- **Written task**:
Write out the listing below exactly, and omit any images you find in it.

+-------+

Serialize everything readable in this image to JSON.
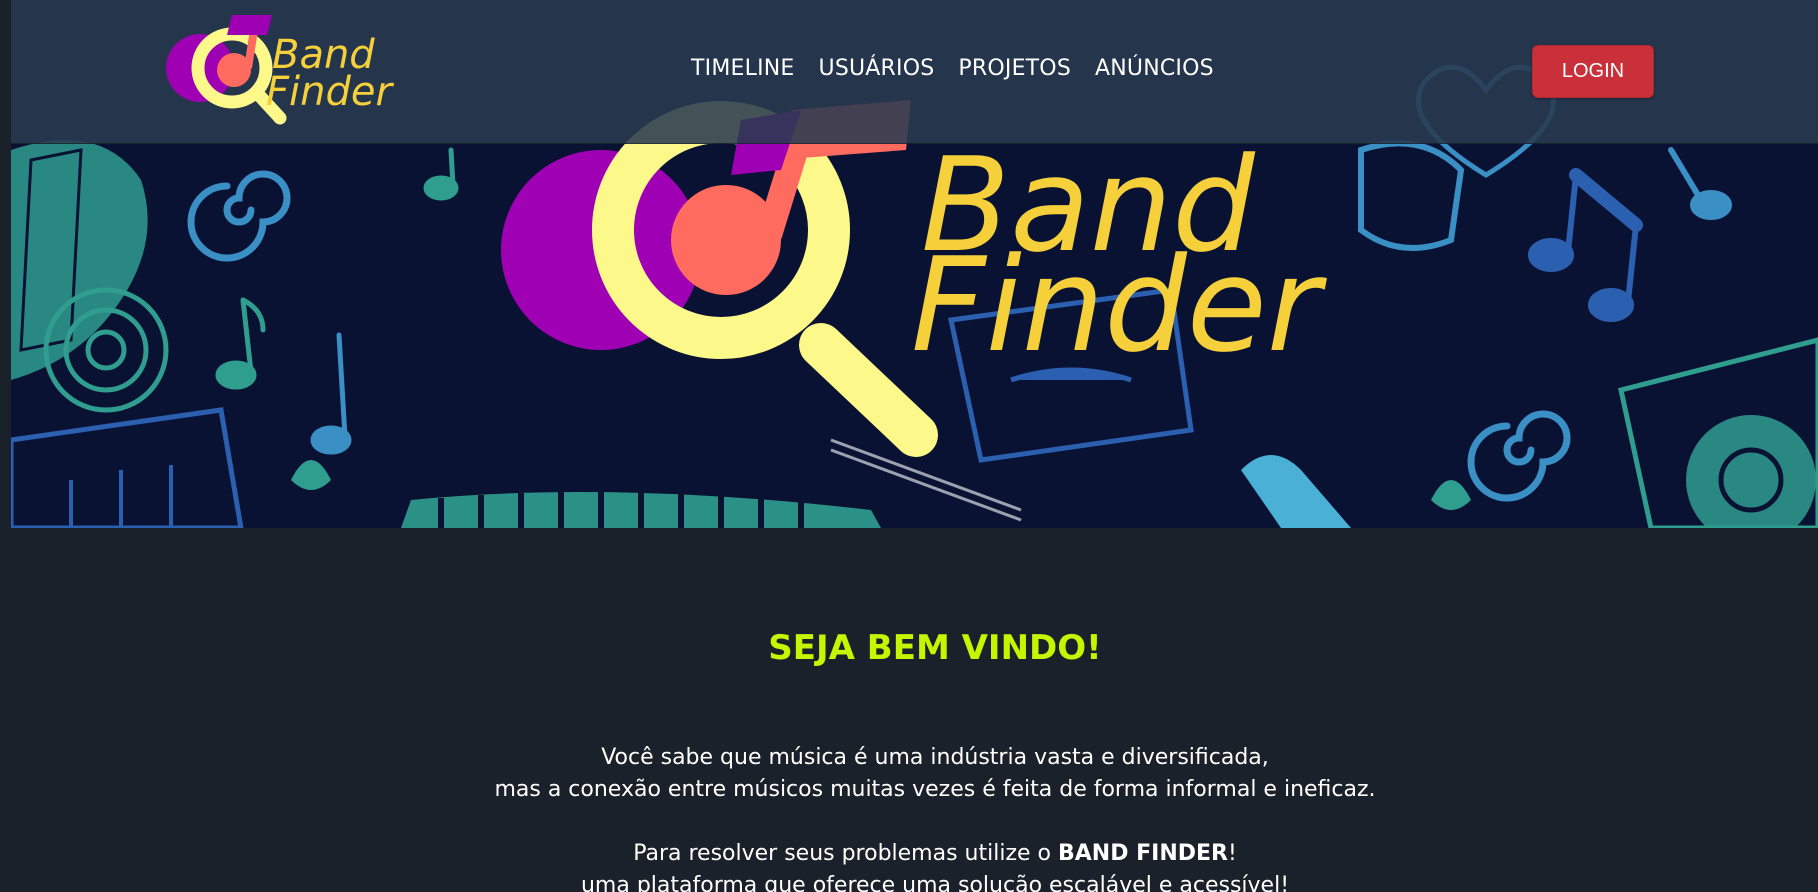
{
  "brand": {
    "logo_line1": "Band",
    "logo_line2": "Finder",
    "colors": {
      "purple": "#a000b4",
      "yellow_ring": "#fcf88a",
      "coral_note": "#ff6b5f",
      "gold_text": "#f5d03a"
    }
  },
  "navbar": {
    "links": [
      {
        "label": "TIMELINE"
      },
      {
        "label": "USUÁRIOS"
      },
      {
        "label": "PROJETOS"
      },
      {
        "label": "ANÚNCIOS"
      }
    ],
    "login_label": "LOGIN",
    "colors": {
      "background": "#283a50",
      "login": "#c9303a"
    }
  },
  "hero": {
    "background_color": "#0a1234",
    "doodle_colors": [
      "#3a8fc4",
      "#2f9e8f",
      "#2b5fb0",
      "#4bb0d6"
    ]
  },
  "welcome": {
    "title": "SEJA BEM VINDO!",
    "line1": "Você sabe que música é uma indústria vasta e diversificada,",
    "line2": "mas a conexão entre músicos muitas vezes é feita de forma informal e ineficaz.",
    "line3_prefix": "Para resolver seus problemas utilize o ",
    "line3_brand": "BAND FINDER",
    "line3_suffix": "!",
    "line4": "uma plataforma que oferece uma solução escalável e acessível!",
    "colors": {
      "title": "#c6f500",
      "text": "#ffffff",
      "background": "#1b212a"
    }
  }
}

+-------+

- **Answer to this exercise**:
Serialize everything readable in this image to JSON.
{
  "brand": {
    "logo_line1": "Band",
    "logo_line2": "Finder",
    "colors": {
      "purple": "#a000b4",
      "yellow_ring": "#fcf88a",
      "coral_note": "#ff6b5f",
      "gold_text": "#f5d03a"
    }
  },
  "navbar": {
    "links": [
      {
        "label": "TIMELINE"
      },
      {
        "label": "USUÁRIOS"
      },
      {
        "label": "PROJETOS"
      },
      {
        "label": "ANÚNCIOS"
      }
    ],
    "login_label": "LOGIN",
    "colors": {
      "background": "#283a50",
      "login": "#c9303a"
    }
  },
  "hero": {
    "background_color": "#0a1234",
    "doodle_colors": [
      "#3a8fc4",
      "#2f9e8f",
      "#2b5fb0",
      "#4bb0d6"
    ]
  },
  "welcome": {
    "title": "SEJA BEM VINDO!",
    "line1": "Você sabe que música é uma indústria vasta e diversificada,",
    "line2": "mas a conexão entre músicos muitas vezes é feita de forma informal e ineficaz.",
    "line3_prefix": "Para resolver seus problemas utilize o ",
    "line3_brand": "BAND FINDER",
    "line3_suffix": "!",
    "line4": "uma plataforma que oferece uma solução escalável e acessível!",
    "colors": {
      "title": "#c6f500",
      "text": "#ffffff",
      "background": "#1b212a"
    }
  }
}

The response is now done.